Data excerpts:
————
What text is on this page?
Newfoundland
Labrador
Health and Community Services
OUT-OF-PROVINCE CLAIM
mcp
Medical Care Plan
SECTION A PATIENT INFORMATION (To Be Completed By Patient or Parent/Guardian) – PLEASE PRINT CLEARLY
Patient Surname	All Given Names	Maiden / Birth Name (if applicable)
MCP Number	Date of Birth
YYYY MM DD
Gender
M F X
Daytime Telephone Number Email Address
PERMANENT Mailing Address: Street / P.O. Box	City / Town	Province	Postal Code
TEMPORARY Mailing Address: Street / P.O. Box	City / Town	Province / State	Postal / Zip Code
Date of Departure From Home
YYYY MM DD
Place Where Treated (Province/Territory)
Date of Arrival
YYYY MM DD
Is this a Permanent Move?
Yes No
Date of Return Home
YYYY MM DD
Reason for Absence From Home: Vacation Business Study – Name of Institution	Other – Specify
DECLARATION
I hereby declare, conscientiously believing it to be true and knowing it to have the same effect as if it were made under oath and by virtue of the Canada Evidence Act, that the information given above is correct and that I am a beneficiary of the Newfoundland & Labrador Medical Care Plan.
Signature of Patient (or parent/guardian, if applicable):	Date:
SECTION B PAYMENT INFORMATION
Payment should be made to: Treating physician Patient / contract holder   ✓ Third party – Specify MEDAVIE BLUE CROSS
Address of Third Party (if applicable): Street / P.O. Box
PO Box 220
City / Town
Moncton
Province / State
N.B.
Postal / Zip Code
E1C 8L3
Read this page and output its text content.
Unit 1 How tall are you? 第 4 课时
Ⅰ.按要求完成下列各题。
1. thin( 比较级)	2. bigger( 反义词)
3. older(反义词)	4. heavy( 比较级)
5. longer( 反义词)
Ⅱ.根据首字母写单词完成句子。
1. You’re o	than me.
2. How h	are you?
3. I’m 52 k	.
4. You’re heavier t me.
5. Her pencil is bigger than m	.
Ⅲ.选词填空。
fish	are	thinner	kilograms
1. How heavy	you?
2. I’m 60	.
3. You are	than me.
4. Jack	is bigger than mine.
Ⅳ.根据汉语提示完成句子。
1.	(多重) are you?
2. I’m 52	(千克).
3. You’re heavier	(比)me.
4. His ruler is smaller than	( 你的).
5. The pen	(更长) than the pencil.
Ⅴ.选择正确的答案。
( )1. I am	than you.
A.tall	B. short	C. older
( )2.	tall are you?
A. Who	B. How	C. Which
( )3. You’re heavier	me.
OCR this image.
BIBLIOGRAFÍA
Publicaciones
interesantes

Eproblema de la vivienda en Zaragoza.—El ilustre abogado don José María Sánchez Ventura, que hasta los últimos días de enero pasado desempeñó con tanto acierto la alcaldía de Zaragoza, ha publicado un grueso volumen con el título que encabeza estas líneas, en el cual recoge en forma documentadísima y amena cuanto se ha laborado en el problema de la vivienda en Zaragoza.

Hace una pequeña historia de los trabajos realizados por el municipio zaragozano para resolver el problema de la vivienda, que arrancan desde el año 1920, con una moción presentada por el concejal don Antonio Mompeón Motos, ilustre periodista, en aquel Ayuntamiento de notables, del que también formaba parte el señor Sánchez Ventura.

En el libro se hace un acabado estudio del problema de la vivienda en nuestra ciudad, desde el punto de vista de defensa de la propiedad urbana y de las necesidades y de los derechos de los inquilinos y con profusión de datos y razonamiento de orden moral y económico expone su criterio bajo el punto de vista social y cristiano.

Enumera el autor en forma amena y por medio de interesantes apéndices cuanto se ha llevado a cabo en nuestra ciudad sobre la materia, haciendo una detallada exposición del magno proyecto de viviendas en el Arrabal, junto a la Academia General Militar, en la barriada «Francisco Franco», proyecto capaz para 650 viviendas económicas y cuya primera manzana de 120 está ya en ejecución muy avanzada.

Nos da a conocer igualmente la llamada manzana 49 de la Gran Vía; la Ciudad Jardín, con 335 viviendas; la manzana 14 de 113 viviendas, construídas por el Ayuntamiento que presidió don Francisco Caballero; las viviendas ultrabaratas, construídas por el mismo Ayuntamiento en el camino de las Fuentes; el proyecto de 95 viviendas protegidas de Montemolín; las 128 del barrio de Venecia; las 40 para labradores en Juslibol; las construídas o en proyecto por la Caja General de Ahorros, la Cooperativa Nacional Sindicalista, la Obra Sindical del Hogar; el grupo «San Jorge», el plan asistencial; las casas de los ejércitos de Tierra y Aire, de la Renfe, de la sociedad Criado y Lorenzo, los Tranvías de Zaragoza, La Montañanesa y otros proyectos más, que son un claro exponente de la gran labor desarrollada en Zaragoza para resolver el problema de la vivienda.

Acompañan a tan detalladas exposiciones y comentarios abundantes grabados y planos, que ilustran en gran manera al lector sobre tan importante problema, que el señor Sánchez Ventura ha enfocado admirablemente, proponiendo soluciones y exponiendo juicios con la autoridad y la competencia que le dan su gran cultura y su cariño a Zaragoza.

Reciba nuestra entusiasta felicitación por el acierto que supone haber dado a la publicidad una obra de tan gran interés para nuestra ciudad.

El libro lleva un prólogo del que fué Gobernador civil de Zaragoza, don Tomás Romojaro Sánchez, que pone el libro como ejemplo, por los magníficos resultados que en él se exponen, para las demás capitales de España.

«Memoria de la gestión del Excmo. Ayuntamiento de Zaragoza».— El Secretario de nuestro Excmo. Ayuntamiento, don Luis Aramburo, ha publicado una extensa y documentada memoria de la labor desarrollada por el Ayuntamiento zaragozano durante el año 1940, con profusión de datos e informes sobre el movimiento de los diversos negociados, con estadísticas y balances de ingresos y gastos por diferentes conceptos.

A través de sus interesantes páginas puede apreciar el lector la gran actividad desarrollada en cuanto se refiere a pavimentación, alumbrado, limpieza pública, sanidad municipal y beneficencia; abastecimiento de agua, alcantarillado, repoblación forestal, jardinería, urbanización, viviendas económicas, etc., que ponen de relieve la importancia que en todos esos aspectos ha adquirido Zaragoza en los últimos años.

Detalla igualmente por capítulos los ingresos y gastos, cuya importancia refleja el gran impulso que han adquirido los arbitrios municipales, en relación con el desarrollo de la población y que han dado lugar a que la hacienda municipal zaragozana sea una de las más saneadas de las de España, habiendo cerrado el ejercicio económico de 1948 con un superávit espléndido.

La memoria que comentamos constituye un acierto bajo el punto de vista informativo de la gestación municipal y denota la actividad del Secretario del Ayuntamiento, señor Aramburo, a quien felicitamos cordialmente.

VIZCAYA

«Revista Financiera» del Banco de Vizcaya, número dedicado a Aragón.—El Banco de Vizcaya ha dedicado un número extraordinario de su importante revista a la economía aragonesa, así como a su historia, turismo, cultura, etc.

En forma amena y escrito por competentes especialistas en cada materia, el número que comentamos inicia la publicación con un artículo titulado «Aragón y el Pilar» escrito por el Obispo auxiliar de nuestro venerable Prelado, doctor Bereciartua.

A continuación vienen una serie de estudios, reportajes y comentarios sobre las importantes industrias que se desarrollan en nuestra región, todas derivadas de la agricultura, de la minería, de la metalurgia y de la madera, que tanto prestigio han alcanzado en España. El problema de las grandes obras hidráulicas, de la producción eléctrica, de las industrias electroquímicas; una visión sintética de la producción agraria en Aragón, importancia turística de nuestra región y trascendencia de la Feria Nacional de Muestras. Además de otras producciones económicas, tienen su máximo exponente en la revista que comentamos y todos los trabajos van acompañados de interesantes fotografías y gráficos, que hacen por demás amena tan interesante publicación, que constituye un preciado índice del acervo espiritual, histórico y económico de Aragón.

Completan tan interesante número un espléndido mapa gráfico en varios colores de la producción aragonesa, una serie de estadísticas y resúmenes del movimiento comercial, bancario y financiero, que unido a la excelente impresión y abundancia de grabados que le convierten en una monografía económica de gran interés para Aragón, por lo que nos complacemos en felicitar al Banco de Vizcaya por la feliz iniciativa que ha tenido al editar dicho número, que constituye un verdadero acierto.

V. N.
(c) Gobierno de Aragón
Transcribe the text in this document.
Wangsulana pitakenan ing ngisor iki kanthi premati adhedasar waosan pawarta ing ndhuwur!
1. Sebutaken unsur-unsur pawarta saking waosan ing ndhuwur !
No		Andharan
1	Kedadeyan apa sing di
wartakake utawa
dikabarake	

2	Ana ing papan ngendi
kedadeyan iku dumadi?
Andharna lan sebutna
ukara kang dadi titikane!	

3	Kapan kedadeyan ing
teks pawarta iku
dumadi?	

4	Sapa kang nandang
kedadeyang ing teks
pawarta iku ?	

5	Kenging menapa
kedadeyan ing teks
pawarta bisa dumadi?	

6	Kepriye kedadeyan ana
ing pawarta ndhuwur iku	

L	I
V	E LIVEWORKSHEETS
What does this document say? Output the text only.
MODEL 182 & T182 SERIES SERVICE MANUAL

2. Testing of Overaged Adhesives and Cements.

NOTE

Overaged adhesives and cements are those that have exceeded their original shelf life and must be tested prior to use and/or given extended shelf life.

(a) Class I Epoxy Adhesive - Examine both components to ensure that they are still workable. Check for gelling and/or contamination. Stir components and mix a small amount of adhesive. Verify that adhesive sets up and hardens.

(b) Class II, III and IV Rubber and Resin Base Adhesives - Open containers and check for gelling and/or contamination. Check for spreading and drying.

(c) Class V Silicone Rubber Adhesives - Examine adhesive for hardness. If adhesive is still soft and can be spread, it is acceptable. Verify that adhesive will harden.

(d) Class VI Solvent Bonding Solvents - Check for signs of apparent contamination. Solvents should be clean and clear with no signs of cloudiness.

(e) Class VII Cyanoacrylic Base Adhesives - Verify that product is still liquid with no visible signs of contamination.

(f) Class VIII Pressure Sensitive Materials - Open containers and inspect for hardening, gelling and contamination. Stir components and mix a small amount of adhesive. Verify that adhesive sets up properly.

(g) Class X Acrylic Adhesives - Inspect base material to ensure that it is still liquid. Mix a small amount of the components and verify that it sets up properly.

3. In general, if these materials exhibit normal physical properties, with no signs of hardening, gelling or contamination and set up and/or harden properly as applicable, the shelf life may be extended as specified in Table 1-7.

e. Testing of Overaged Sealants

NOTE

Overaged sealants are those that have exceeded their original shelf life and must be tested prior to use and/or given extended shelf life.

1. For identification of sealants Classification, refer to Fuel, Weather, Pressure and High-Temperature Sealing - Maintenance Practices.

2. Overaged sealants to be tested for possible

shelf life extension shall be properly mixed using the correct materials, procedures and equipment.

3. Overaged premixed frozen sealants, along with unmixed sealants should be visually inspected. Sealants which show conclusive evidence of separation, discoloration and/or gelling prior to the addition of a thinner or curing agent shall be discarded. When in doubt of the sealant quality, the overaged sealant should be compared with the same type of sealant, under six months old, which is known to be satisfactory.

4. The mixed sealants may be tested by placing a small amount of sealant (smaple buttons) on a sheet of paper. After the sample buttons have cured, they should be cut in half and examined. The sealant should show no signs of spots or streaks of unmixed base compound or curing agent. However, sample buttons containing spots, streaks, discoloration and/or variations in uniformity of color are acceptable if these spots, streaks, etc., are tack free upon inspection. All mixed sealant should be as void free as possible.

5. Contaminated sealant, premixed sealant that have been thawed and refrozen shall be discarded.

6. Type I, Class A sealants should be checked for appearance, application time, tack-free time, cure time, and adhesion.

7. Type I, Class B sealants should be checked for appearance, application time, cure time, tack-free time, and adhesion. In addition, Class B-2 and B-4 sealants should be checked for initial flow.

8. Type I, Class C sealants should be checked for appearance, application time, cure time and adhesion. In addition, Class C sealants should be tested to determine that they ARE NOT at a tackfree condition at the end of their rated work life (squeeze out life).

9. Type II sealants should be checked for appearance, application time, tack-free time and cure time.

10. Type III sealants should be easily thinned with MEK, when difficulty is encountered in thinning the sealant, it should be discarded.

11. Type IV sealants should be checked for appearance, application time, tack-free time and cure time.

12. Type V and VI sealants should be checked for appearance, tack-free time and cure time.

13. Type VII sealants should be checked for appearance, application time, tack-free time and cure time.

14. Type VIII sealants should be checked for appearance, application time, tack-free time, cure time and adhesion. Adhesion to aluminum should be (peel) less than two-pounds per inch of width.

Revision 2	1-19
————
• **Exercise brief**:
Which lines in the listing above hold the word "VIII"? Show each of them.

• **The response**:
(f) Class VIII Pressure Sensitive Materials - Open containers and inspect for hardening, gelling and contamination. Stir components and mix a small amount of adhesive. Verify that adhesive sets up properly.
14. Type VIII sealants should be checked for appearance, application time, tack-free time, cure time and adhesion. Adhesion to aluminum should be (peel) less than two-pounds per inch of width.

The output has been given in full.